THE REQUEST: Return each line of the material verbatim.
'''
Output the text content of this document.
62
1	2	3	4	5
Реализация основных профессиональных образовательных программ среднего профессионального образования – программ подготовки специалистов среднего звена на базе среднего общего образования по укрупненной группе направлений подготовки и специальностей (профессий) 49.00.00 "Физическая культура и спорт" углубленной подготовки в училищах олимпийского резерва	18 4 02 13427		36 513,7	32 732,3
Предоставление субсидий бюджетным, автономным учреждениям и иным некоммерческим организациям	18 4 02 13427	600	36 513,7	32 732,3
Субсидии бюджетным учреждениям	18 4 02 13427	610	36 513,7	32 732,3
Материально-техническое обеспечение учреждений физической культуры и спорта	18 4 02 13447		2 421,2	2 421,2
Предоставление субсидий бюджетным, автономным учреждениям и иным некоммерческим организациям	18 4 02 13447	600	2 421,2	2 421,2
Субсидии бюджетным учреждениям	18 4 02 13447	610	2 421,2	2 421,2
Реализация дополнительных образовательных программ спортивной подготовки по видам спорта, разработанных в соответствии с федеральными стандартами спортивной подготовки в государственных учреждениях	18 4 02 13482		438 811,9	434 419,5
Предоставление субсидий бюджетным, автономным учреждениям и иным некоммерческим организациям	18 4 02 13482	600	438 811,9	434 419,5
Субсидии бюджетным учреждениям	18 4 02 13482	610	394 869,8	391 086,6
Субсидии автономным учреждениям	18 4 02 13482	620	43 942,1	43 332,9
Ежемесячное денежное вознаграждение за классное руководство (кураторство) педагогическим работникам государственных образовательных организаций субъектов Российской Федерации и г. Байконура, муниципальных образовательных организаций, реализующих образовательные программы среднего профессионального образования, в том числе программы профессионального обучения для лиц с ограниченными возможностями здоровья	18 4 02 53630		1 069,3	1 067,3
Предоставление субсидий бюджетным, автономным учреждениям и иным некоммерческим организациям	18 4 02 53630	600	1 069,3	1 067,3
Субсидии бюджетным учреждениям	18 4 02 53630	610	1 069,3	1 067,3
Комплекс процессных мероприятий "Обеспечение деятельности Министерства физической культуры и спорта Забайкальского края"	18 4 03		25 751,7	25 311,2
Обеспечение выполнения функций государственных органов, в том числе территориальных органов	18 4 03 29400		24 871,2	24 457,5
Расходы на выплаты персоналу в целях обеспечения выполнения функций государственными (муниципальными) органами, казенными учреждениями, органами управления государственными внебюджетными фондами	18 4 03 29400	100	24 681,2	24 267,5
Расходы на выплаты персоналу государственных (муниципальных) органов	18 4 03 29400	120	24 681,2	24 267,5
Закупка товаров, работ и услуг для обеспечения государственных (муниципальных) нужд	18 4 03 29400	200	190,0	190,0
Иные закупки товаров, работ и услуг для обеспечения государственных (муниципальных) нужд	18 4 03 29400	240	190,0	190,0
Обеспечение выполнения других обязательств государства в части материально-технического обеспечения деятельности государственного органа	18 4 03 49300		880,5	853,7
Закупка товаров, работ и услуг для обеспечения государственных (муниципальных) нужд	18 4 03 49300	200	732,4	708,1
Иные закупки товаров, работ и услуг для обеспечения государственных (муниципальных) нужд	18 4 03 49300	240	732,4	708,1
'''
RESPONSE TO THIS EXERCISE:
Output the text content of this document.
62
1	2	3	4	5
Реализация основных профессиональных образовательных программ среднего профессионального образования – программ подготовки специалистов среднего звена на базе среднего общего образования по укрупненной группе направлений подготовки и специальностей (профессий) 49.00.00 "Физическая культура и спорт" углубленной подготовки в училищах олимпийского резерва	18 4 02 13427		36 513,7	32 732,3
Предоставление субсидий бюджетным, автономным учреждениям и иным некоммерческим организациям	18 4 02 13427	600	36 513,7	32 732,3
Субсидии бюджетным учреждениям	18 4 02 13427	610	36 513,7	32 732,3
Материально-техническое обеспечение учреждений физической культуры и спорта	18 4 02 13447		2 421,2	2 421,2
Предоставление субсидий бюджетным, автономным учреждениям и иным некоммерческим организациям	18 4 02 13447	600	2 421,2	2 421,2
Субсидии бюджетным учреждениям	18 4 02 13447	610	2 421,2	2 421,2
Реализация дополнительных образовательных программ спортивной подготовки по видам спорта, разработанных в соответствии с федеральными стандартами спортивной подготовки в государственных учреждениях	18 4 02 13482		438 811,9	434 419,5
Предоставление субсидий бюджетным, автономным учреждениям и иным некоммерческим организациям	18 4 02 13482	600	438 811,9	434 419,5
Субсидии бюджетным учреждениям	18 4 02 13482	610	394 869,8	391 086,6
Субсидии автономным учреждениям	18 4 02 13482	620	43 942,1	43 332,9
Ежемесячное денежное вознаграждение за классное руководство (кураторство) педагогическим работникам государственных образовательных организаций субъектов Российской Федерации и г. Байконура, муниципальных образовательных организаций, реализующих образовательные программы среднего профессионального образования, в том числе программы профессионального обучения для лиц с ограниченными возможностями здоровья	18 4 02 53630		1 069,3	1 067,3
Предоставление субсидий бюджетным, автономным учреждениям и иным некоммерческим организациям	18 4 02 53630	600	1 069,3	1 067,3
Субсидии бюджетным учреждениям	18 4 02 53630	610	1 069,3	1 067,3
Комплекс процессных мероприятий "Обеспечение деятельности Министерства физической культуры и спорта Забайкальского края"	18 4 03		25 751,7	25 311,2
Обеспечение выполнения функций государственных органов, в том числе территориальных органов	18 4 03 29400		24 871,2	24 457,5
Расходы на выплаты персоналу в целях обеспечения выполнения функций государственными (муниципальными) органами, казенными учреждениями, органами управления государственными внебюджетными фондами	18 4 03 29400	100	24 681,2	24 267,5
Расходы на выплаты персоналу государственных (муниципальных) органов	18 4 03 29400	120	24 681,2	24 267,5
Закупка товаров, работ и услуг для обеспечения государственных (муниципальных) нужд	18 4 03 29400	200	190,0	190,0
Иные закупки товаров, работ и услуг для обеспечения государственных (муниципальных) нужд	18 4 03 29400	240	190,0	190,0
Обеспечение выполнения других обязательств государства в части материально-технического обеспечения деятельности государственного органа	18 4 03 49300		880,5	853,7
Закупка товаров, работ и услуг для обеспечения государственных (муниципальных) нужд	18 4 03 49300	200	732,4	708,1
Иные закупки товаров, работ и услуг для обеспечения государственных (муниципальных) нужд	18 4 03 49300	240	732,4	708,1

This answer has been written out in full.